Documentation for crwlr / crawler (v0.4)

Attention: You're currently viewing the documentation for v0.4 of the crawler package.
This is not the latest version of the package.
If you didn't navigate to this version intentionally, you can click here to switch to the latest version.

HTML Steps

There are 2 different kinds of steps available via static methods of the Html class. The ones to get links (urls) from HTML documents and the others to select data/text via CSS selectors (or XPath queries).

Getting (absolute) links

This can only be used with an instance of RespondedRequest as input, so immediately after an Http loading step. The reason for this is, that it needs to know the url of the document to resolve relative links in the document to absolute ones.

There are 2 different methods, you can either get one, or all links (matching a CSS selector).

Html::getLink()

It takes the first link (matching the CSS selector => optional).

Data rows:
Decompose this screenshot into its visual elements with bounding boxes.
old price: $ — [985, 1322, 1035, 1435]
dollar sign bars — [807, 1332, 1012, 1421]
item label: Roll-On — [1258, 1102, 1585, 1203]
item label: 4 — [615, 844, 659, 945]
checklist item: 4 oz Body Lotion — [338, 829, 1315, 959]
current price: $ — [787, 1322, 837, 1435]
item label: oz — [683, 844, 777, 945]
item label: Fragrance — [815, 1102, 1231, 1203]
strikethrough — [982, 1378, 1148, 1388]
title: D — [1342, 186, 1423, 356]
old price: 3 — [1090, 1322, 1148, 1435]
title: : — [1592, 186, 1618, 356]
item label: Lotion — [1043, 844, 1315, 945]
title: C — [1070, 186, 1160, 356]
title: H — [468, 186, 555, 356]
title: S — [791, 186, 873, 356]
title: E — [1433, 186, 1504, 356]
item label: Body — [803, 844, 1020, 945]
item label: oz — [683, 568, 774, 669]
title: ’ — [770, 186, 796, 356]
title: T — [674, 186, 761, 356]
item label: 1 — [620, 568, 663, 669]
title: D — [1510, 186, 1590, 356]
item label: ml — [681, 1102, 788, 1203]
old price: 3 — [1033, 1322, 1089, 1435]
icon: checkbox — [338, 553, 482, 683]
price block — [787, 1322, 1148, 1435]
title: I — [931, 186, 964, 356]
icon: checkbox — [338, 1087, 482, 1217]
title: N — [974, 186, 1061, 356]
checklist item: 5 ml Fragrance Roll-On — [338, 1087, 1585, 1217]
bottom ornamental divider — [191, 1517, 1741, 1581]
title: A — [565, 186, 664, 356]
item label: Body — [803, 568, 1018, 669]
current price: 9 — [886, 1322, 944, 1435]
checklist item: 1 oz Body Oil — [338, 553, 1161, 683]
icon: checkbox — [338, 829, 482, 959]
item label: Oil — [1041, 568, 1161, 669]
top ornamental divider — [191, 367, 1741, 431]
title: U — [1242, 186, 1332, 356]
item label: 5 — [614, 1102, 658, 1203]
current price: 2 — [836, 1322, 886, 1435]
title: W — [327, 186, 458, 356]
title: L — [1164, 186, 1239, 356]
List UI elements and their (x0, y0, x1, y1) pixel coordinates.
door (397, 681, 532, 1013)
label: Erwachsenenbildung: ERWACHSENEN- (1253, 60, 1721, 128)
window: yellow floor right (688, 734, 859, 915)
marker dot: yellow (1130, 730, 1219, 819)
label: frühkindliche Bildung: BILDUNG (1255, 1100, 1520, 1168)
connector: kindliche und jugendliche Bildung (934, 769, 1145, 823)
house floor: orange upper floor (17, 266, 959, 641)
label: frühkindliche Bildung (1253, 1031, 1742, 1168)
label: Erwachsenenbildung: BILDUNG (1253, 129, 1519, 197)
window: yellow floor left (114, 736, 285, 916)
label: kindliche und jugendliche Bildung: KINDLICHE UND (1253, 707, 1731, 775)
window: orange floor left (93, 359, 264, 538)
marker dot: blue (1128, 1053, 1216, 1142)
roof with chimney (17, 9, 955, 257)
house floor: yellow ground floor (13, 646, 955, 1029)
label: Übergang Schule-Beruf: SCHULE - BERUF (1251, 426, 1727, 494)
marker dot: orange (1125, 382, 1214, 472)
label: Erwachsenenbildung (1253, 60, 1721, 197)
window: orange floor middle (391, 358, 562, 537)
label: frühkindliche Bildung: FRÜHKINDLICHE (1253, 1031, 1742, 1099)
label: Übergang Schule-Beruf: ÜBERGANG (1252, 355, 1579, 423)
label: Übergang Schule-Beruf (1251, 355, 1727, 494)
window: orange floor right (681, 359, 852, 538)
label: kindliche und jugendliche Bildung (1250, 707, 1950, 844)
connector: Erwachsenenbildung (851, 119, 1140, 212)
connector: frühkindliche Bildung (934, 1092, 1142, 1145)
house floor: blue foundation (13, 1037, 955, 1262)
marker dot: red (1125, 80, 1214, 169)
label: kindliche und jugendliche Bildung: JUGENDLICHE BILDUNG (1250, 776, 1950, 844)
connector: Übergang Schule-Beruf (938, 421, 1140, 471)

Jobs:
• a. Reproduce the passage of the crawler documentation that opens with the words containing "This is not" and closes with "the latest version.".
• b. Name every heading that appears in the crawler documentation after the version notice.
The rows are not needed for these tasks.

Task-by-task results:
• a.
This is not the latest version of the package.
If you didn't navigate to this version intentionally, you can click here to switch to the latest version.

• b.
HTML Steps
Getting (absolute) links
Html::getLink()